Problem statement → Find every line below that contains the word "Lucio" and copy it out.
===== Working data
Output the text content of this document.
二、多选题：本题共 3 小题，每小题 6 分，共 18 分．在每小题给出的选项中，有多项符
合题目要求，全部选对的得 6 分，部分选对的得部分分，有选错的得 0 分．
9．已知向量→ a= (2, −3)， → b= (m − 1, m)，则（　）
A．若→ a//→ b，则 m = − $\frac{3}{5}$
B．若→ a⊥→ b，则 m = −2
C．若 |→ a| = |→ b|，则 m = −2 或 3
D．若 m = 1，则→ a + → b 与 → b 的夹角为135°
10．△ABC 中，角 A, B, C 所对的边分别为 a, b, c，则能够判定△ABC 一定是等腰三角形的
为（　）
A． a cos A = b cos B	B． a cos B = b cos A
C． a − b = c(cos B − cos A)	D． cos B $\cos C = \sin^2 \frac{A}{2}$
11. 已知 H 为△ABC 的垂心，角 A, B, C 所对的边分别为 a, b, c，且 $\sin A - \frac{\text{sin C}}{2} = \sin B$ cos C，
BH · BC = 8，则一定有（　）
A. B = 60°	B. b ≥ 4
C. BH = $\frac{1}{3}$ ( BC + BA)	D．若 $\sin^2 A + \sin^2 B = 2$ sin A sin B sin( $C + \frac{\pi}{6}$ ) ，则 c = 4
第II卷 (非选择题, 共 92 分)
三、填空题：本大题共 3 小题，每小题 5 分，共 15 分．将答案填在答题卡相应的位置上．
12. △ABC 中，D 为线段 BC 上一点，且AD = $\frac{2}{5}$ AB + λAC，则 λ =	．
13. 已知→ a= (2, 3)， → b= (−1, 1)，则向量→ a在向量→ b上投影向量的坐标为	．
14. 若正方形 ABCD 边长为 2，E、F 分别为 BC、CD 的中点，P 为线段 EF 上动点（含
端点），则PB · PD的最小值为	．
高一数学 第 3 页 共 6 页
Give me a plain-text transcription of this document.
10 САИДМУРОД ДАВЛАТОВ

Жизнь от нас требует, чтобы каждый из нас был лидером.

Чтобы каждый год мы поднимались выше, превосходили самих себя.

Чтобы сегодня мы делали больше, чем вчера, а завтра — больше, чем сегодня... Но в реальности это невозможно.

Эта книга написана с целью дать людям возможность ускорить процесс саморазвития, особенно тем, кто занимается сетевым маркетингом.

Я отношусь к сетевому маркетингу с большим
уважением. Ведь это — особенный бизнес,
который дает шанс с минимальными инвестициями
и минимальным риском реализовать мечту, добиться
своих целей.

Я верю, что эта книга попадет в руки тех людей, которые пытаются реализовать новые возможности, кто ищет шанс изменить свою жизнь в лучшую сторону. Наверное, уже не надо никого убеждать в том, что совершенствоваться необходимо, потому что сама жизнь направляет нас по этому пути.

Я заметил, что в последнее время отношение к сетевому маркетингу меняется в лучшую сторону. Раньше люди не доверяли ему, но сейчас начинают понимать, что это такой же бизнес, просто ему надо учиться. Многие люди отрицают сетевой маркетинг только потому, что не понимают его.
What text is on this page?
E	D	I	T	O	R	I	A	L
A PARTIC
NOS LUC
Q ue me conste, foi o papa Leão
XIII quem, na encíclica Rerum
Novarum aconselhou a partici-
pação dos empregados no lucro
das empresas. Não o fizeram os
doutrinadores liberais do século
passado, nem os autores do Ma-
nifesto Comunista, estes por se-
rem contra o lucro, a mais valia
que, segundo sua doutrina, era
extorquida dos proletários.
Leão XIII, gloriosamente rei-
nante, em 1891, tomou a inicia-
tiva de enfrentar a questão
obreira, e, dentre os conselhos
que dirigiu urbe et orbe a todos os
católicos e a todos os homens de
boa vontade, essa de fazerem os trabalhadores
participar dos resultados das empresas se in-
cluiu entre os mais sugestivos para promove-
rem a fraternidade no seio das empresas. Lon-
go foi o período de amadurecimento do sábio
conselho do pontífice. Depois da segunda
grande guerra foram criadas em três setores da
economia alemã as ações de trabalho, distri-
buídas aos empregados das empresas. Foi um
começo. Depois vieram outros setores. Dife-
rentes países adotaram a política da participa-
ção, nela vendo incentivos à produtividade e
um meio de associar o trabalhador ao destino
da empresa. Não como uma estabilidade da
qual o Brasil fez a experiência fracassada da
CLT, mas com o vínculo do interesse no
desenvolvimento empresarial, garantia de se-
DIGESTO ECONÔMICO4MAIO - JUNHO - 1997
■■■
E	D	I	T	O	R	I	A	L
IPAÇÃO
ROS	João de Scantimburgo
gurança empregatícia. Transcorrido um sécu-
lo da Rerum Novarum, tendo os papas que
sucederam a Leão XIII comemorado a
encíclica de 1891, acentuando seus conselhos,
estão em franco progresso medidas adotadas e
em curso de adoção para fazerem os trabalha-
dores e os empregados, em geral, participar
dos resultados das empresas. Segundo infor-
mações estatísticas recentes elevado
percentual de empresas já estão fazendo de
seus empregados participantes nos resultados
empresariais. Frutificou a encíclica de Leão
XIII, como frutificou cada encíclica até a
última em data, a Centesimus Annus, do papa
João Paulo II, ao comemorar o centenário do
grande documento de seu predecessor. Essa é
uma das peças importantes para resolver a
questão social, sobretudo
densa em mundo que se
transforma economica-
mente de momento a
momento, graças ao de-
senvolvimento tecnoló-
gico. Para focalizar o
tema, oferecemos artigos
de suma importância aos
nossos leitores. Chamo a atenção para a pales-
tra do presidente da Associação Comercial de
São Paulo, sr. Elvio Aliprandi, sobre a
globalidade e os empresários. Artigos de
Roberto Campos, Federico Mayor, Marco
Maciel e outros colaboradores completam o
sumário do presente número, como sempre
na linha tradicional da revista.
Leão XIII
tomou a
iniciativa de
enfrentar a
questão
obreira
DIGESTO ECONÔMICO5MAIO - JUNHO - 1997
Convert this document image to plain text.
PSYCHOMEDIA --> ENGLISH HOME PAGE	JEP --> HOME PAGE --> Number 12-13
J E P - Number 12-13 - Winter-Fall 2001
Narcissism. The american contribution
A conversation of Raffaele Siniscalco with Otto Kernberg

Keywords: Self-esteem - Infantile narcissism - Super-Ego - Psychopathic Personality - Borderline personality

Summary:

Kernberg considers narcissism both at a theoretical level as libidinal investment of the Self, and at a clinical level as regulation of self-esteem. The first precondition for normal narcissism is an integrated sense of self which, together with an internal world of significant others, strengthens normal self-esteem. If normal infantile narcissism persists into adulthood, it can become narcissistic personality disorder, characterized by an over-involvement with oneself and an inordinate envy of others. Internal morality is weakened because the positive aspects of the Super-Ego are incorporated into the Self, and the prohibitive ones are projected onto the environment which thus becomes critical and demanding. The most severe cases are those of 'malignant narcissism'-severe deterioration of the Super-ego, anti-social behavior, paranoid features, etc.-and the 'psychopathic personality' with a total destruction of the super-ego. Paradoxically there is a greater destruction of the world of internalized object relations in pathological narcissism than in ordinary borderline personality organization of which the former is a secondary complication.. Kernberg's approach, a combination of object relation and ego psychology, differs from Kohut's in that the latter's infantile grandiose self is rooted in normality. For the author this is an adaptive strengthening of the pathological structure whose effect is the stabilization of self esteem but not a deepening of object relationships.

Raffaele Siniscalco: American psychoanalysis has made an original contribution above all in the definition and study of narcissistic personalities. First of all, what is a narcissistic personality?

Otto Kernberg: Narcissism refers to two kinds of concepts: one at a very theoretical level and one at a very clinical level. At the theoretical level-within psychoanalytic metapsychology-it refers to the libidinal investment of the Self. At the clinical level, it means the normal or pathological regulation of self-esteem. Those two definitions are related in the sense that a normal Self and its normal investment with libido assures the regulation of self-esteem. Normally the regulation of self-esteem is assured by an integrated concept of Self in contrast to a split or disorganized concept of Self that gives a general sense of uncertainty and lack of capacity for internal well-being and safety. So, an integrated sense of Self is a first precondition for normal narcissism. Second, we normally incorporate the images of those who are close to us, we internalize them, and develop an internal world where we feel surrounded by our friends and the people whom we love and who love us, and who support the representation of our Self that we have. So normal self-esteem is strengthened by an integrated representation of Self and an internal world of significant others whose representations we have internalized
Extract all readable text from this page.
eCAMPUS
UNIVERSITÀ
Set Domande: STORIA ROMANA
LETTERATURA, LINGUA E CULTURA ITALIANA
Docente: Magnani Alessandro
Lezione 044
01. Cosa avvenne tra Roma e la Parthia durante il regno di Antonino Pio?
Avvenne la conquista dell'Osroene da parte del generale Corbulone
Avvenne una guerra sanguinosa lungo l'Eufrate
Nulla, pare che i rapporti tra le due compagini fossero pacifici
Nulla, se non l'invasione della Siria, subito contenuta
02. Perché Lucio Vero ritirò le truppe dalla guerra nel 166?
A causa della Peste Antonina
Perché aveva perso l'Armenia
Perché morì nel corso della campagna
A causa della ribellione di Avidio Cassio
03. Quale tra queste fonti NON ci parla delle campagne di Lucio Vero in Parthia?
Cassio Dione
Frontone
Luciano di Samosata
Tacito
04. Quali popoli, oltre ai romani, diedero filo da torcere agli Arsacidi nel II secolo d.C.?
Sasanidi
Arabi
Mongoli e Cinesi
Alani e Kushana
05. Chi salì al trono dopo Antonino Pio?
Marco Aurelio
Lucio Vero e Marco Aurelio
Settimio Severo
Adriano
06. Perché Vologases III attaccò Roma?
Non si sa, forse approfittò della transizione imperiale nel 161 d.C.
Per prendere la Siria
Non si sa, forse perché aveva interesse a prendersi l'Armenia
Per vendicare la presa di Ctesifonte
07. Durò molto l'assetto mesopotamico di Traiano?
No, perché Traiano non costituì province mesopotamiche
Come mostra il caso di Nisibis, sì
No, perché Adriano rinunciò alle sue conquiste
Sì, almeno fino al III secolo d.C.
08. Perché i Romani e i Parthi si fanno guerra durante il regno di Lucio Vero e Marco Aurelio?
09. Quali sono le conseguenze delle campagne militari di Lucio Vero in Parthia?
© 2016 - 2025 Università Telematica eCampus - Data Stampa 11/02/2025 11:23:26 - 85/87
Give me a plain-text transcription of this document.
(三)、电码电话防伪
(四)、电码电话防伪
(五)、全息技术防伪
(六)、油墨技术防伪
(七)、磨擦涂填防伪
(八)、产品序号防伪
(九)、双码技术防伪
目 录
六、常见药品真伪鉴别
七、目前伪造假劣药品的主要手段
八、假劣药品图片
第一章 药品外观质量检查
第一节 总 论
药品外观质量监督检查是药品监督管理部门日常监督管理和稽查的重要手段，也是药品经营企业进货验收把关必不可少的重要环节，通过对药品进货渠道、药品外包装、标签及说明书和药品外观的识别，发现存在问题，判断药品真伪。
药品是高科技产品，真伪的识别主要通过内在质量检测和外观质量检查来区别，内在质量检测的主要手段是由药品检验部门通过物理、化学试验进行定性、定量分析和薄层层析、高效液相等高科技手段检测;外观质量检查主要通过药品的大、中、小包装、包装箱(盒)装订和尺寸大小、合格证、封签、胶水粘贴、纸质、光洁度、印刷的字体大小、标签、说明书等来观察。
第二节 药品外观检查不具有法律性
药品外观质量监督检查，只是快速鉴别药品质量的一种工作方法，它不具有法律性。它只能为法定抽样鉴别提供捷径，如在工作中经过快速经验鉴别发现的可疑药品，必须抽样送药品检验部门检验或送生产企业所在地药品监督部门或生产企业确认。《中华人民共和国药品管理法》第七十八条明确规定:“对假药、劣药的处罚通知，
==========
Answer to this problem →
02. Perché Lucio Vero ritirò le truppe dalla guerra nel 166?
03. Quale tra queste fonti NON ci parla delle campagne di Lucio Vero in Parthia?
Lucio Vero e Marco Aurelio
08. Perché i Romani e i Parthi si fanno guerra durante il regno di Lucio Vero e Marco Aurelio?
09. Quali sono le conseguenze delle campagne militari di Lucio Vero in Parthia?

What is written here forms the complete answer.